(RECORD EXTRACTS):
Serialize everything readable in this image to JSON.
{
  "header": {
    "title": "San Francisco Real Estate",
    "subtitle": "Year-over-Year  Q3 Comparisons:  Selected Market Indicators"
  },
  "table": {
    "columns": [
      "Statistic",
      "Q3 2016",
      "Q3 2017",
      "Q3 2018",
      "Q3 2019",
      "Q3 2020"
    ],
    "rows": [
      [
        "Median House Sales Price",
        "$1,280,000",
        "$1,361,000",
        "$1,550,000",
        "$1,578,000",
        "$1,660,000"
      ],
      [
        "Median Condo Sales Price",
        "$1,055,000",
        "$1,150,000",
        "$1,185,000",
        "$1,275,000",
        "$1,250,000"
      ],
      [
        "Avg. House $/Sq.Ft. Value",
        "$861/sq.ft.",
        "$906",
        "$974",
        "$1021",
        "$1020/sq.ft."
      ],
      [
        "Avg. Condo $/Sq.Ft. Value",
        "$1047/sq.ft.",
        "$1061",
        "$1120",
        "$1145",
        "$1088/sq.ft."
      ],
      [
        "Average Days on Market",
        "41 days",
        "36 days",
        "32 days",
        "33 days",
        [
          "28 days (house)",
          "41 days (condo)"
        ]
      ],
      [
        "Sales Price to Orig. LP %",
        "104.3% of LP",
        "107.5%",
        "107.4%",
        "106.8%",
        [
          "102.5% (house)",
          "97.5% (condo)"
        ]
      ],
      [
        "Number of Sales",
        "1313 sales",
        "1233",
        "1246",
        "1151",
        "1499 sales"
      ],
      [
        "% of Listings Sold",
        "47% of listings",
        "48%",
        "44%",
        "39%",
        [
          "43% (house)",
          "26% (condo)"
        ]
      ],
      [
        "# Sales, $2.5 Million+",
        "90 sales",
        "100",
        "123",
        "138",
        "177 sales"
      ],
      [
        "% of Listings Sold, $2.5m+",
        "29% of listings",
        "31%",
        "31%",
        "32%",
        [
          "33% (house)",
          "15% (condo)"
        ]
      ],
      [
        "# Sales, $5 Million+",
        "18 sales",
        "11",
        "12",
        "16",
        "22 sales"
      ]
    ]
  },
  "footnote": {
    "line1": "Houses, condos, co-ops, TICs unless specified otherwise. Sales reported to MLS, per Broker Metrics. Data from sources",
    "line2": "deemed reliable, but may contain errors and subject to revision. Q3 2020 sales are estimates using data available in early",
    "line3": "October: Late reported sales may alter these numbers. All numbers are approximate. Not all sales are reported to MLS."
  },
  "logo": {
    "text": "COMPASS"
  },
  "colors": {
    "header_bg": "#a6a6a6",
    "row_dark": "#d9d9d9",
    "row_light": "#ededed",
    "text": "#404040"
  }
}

(TASK DIRECTIONS):
Without leaving anything out, give the entries again exactly.

(SOLUTION):
Serialize everything readable in this image to JSON.
{
  "header": {
    "title": "San Francisco Real Estate",
    "subtitle": "Year-over-Year  Q3 Comparisons:  Selected Market Indicators"
  },
  "table": {
    "columns": [
      "Statistic",
      "Q3 2016",
      "Q3 2017",
      "Q3 2018",
      "Q3 2019",
      "Q3 2020"
    ],
    "rows": [
      [
        "Median House Sales Price",
        "$1,280,000",
        "$1,361,000",
        "$1,550,000",
        "$1,578,000",
        "$1,660,000"
      ],
      [
        "Median Condo Sales Price",
        "$1,055,000",
        "$1,150,000",
        "$1,185,000",
        "$1,275,000",
        "$1,250,000"
      ],
      [
        "Avg. House $/Sq.Ft. Value",
        "$861/sq.ft.",
        "$906",
        "$974",
        "$1021",
        "$1020/sq.ft."
      ],
      [
        "Avg. Condo $/Sq.Ft. Value",
        "$1047/sq.ft.",
        "$1061",
        "$1120",
        "$1145",
        "$1088/sq.ft."
      ],
      [
        "Average Days on Market",
        "41 days",
        "36 days",
        "32 days",
        "33 days",
        [
          "28 days (house)",
          "41 days (condo)"
        ]
      ],
      [
        "Sales Price to Orig. LP %",
        "104.3% of LP",
        "107.5%",
        "107.4%",
        "106.8%",
        [
          "102.5% (house)",
          "97.5% (condo)"
        ]
      ],
      [
        "Number of Sales",
        "1313 sales",
        "1233",
        "1246",
        "1151",
        "1499 sales"
      ],
      [
        "% of Listings Sold",
        "47% of listings",
        "48%",
        "44%",
        "39%",
        [
          "43% (house)",
          "26% (condo)"
        ]
      ],
      [
        "# Sales, $2.5 Million+",
        "90 sales",
        "100",
        "123",
        "138",
        "177 sales"
      ],
      [
        "% of Listings Sold, $2.5m+",
        "29% of listings",
        "31%",
        "31%",
        "32%",
        [
          "33% (house)",
          "15% (condo)"
        ]
      ],
      [
        "# Sales, $5 Million+",
        "18 sales",
        "11",
        "12",
        "16",
        "22 sales"
      ]
    ]
  },
  "footnote": {
    "line1": "Houses, condos, co-ops, TICs unless specified otherwise. Sales reported to MLS, per Broker Metrics. Data from sources",
    "line2": "deemed reliable, but may contain errors and subject to revision. Q3 2020 sales are estimates using data available in early",
    "line3": "October: Late reported sales may alter these numbers. All numbers are approximate. Not all sales are reported to MLS."
  },
  "logo": {
    "text": "COMPASS"
  },
  "colors": {
    "header_bg": "#a6a6a6",
    "row_dark": "#d9d9d9",
    "row_light": "#ededed",
    "text": "#404040"
  }
}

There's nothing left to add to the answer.